* PROBLEM STATEMENT
Reproduce the whole listing, character for character.

[Data excerpts]
--

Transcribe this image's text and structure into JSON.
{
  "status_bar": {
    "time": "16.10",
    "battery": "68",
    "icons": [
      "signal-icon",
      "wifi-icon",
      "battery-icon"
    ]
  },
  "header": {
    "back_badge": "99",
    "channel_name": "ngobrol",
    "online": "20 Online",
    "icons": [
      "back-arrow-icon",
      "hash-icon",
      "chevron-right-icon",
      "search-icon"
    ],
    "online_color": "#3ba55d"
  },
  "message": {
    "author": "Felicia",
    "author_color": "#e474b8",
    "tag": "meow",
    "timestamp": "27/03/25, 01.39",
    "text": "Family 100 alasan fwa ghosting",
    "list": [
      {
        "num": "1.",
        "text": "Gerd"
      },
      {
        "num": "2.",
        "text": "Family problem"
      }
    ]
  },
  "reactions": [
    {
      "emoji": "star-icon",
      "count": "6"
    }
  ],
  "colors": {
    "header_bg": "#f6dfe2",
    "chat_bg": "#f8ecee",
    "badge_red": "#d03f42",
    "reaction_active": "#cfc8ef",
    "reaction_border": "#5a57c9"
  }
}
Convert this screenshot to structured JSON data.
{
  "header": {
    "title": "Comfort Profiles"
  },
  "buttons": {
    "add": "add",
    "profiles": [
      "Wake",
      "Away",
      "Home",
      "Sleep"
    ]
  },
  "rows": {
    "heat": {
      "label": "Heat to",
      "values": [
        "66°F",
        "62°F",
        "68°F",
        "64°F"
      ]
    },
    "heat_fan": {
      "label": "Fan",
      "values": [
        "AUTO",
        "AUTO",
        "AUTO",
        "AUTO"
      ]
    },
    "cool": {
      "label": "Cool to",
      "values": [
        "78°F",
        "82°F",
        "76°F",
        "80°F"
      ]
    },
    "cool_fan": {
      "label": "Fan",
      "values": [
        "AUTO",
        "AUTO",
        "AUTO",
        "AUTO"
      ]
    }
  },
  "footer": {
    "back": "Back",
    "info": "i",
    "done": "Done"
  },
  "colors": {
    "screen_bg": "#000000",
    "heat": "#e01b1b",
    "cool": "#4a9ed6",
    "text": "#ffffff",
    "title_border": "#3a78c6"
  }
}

--

* WRITTEN RESPONSE
Transcribe this image's text and structure into JSON.
{
  "status_bar": {
    "time": "16.10",
    "battery": "68",
    "icons": [
      "signal-icon",
      "wifi-icon",
      "battery-icon"
    ]
  },
  "header": {
    "back_badge": "99",
    "channel_name": "ngobrol",
    "online": "20 Online",
    "icons": [
      "back-arrow-icon",
      "hash-icon",
      "chevron-right-icon",
      "search-icon"
    ],
    "online_color": "#3ba55d"
  },
  "message": {
    "author": "Felicia",
    "author_color": "#e474b8",
    "tag": "meow",
    "timestamp": "27/03/25, 01.39",
    "text": "Family 100 alasan fwa ghosting",
    "list": [
      {
        "num": "1.",
        "text": "Gerd"
      },
      {
        "num": "2.",
        "text": "Family problem"
      }
    ]
  },
  "reactions": [
    {
      "emoji": "star-icon",
      "count": "6"
    }
  ],
  "colors": {
    "header_bg": "#f6dfe2",
    "chat_bg": "#f8ecee",
    "badge_red": "#d03f42",
    "reaction_active": "#cfc8ef",
    "reaction_border": "#5a57c9"
  }
}
Convert this screenshot to structured JSON data.
{
  "header": {
    "title": "Comfort Profiles"
  },
  "buttons": {
    "add": "add",
    "profiles": [
      "Wake",
      "Away",
      "Home",
      "Sleep"
    ]
  },
  "rows": {
    "heat": {
      "label": "Heat to",
      "values": [
        "66°F",
        "62°F",
        "68°F",
        "64°F"
      ]
    },
    "heat_fan": {
      "label": "Fan",
      "values": [
        "AUTO",
        "AUTO",
        "AUTO",
        "AUTO"
      ]
    },
    "cool": {
      "label": "Cool to",
      "values": [
        "78°F",
        "82°F",
        "76°F",
        "80°F"
      ]
    },
    "cool_fan": {
      "label": "Fan",
      "values": [
        "AUTO",
        "AUTO",
        "AUTO",
        "AUTO"
      ]
    }
  },
  "footer": {
    "back": "Back",
    "info": "i",
    "done": "Done"
  },
  "colors": {
    "screen_bg": "#000000",
    "heat": "#e01b1b",
    "cool": "#4a9ed6",
    "text": "#ffffff",
    "title_border": "#3a78c6"
  }
}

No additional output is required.